▸ **ITEMS**:
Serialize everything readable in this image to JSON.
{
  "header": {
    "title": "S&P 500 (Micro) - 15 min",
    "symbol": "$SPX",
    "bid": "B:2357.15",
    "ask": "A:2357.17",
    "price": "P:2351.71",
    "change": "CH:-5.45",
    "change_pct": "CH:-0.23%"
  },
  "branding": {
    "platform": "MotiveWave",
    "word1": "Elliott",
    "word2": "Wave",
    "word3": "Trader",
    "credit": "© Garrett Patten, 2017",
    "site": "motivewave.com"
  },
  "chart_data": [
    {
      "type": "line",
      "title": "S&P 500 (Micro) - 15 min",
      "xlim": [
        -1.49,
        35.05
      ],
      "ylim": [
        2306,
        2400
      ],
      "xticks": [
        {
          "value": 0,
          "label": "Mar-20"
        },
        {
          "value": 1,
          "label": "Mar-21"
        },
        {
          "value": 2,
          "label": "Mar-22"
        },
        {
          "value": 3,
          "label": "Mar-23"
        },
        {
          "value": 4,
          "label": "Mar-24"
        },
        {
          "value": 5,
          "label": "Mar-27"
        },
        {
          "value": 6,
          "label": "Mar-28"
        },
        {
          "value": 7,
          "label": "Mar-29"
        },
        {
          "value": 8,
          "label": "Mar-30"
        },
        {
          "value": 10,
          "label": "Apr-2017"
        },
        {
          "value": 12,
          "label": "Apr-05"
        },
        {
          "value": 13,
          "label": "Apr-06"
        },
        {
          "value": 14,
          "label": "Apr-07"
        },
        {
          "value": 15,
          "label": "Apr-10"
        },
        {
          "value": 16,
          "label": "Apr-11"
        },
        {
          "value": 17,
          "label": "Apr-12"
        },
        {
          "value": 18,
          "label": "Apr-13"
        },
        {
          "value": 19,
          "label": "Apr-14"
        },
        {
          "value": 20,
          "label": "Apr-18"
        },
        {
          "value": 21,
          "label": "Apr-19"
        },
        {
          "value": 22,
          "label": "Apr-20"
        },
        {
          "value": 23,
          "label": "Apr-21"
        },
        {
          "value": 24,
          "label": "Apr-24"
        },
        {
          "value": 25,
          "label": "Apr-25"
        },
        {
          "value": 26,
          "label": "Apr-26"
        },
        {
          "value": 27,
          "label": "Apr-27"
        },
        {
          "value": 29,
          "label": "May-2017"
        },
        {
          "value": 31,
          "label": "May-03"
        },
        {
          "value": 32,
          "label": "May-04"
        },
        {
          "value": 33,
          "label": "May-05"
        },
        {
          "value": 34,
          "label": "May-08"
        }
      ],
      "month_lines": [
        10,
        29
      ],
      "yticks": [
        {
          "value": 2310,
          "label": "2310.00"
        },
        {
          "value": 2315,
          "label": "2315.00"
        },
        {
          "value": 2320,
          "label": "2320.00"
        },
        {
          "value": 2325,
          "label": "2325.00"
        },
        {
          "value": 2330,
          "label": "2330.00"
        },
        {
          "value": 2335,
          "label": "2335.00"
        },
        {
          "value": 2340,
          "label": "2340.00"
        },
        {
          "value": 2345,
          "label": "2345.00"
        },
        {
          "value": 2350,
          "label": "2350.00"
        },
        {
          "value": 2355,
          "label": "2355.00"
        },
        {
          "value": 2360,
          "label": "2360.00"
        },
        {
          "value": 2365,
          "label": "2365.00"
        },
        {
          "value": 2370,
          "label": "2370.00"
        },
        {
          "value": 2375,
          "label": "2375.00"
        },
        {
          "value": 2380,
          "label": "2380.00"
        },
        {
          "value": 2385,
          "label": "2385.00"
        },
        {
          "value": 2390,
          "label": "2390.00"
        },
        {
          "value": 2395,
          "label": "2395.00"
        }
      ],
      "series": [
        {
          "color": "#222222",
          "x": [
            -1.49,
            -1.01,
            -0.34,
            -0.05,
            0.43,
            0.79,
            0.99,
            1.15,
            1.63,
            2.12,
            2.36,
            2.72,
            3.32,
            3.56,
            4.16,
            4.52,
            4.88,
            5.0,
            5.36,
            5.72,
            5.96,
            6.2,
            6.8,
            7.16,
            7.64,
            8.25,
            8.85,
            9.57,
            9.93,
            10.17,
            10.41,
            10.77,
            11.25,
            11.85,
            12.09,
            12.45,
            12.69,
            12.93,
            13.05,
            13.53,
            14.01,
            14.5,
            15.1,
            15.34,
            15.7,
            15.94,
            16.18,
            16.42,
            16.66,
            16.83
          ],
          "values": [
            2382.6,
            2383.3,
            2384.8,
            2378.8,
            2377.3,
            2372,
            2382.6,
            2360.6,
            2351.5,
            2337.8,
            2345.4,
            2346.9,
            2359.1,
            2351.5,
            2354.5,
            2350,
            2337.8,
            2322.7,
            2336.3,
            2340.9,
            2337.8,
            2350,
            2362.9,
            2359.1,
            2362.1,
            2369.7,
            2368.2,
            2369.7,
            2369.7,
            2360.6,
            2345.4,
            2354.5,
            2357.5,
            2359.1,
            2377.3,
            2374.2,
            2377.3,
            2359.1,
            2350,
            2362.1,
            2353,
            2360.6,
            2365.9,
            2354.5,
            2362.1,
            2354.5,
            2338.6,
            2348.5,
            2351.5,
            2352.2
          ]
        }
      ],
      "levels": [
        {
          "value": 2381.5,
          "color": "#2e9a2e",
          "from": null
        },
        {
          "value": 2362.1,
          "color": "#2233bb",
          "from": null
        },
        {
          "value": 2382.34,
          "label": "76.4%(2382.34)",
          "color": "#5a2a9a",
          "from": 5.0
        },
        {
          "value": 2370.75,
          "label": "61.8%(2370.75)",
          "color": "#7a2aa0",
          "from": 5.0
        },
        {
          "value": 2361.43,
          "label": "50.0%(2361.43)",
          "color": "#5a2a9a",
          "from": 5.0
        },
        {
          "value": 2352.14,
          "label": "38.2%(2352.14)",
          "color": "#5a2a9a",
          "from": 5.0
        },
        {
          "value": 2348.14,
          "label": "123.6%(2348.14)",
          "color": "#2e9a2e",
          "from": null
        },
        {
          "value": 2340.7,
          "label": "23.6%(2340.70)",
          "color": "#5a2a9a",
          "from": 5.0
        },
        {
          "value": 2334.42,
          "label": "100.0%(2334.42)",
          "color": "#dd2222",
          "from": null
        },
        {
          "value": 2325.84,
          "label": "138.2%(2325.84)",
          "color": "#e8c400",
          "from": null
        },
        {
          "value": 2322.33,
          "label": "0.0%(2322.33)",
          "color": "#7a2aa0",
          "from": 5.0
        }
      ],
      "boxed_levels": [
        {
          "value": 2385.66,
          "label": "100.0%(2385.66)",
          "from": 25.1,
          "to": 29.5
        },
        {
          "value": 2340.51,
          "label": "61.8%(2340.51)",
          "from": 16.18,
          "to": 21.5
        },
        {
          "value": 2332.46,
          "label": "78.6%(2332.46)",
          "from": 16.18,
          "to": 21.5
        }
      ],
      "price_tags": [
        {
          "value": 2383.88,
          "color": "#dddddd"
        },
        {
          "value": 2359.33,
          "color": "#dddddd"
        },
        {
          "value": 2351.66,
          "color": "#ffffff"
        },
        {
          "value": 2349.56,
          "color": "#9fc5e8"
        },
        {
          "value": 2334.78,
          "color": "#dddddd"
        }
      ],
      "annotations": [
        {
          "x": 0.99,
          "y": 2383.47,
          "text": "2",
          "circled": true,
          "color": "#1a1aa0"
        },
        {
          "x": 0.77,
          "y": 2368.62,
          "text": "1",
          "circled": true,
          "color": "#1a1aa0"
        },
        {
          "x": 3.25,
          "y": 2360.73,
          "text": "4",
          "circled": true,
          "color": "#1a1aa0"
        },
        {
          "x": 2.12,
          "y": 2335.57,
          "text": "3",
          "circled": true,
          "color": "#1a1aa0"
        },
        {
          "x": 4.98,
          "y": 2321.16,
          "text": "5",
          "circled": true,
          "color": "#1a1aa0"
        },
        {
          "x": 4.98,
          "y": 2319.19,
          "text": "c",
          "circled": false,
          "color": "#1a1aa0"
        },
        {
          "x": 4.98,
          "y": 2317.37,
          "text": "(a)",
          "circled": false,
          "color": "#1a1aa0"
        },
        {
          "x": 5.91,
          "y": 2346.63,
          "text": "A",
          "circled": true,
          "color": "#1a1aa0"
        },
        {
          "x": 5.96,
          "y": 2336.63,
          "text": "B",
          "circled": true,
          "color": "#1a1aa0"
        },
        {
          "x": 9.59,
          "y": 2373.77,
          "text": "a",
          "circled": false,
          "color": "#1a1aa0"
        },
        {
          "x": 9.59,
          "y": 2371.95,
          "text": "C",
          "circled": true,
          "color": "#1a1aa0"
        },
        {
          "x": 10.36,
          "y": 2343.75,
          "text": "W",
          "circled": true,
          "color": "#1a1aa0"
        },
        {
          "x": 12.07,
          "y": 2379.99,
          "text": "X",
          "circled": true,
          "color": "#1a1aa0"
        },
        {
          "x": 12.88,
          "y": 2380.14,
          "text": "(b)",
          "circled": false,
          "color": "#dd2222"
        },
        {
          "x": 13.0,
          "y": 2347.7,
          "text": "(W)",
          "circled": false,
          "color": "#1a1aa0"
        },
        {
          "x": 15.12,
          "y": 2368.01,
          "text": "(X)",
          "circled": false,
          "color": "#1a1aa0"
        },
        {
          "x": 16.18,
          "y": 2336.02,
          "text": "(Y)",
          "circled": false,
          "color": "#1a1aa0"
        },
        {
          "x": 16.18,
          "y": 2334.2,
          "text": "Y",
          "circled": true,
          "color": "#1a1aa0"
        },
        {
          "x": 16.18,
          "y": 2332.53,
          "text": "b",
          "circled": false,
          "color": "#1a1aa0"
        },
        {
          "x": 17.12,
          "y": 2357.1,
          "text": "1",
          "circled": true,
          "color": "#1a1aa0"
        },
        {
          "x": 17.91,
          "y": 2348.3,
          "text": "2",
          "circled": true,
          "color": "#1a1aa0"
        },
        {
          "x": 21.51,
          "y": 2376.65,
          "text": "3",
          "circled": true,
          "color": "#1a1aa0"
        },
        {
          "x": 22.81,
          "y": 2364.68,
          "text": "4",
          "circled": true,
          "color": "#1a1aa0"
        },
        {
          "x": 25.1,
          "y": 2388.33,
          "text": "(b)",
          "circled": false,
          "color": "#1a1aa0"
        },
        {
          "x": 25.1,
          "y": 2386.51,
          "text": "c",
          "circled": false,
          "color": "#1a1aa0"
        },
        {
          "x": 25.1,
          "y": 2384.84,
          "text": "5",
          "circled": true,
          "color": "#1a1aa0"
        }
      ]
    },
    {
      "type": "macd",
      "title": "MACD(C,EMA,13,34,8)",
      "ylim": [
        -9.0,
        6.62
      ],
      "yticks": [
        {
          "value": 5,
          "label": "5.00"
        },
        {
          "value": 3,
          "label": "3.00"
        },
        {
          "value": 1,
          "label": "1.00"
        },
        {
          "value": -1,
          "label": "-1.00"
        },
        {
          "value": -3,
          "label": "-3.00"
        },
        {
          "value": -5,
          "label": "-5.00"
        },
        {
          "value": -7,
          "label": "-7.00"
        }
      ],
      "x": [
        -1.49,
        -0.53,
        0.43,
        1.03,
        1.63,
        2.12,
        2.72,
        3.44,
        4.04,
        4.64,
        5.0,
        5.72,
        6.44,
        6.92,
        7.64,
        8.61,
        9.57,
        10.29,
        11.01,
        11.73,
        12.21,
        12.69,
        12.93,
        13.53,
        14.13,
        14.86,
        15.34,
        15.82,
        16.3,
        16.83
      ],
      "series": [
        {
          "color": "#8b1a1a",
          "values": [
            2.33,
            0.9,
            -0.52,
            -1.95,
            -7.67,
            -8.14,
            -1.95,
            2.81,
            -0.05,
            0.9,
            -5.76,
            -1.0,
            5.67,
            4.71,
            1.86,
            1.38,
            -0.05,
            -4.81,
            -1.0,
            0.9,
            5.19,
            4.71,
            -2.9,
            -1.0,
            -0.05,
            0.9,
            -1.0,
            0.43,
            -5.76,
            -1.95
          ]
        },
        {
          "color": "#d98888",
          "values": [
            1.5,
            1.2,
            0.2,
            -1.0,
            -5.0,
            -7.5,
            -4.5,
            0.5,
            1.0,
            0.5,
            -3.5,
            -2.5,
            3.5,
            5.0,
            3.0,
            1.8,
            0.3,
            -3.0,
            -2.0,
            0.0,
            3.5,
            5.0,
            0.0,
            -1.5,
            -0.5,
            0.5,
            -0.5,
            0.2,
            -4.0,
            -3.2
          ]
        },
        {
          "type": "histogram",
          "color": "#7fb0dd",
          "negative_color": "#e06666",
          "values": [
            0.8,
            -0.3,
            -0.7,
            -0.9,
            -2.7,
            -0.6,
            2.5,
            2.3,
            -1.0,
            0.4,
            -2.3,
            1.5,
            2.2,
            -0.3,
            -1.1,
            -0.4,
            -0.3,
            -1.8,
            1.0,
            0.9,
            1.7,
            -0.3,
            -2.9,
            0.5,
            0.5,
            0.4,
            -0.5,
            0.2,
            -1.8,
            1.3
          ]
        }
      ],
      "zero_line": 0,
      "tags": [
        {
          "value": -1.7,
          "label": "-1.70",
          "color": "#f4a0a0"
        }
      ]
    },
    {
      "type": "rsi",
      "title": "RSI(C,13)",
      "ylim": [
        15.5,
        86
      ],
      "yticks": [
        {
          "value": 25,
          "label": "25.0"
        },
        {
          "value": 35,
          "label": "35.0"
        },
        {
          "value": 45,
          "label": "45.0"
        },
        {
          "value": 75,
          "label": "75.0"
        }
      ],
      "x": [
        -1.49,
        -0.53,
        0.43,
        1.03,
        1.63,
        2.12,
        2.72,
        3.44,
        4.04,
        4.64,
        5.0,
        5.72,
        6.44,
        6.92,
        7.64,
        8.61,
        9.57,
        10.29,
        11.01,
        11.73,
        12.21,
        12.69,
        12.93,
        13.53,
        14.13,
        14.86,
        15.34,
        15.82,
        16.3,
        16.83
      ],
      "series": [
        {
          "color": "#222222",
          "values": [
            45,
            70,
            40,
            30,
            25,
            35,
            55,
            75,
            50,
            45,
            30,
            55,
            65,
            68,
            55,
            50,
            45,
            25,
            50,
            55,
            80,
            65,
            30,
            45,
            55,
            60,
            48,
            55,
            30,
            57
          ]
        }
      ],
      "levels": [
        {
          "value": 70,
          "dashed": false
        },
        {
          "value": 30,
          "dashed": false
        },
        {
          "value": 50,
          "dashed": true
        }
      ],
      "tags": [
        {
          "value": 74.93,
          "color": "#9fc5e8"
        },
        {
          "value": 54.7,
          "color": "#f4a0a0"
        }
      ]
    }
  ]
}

▸ **WHAT TO WORK ON**:
Check each line above for the word "title" and say how many have it, with nothing else.

▸ **RESULT**:
4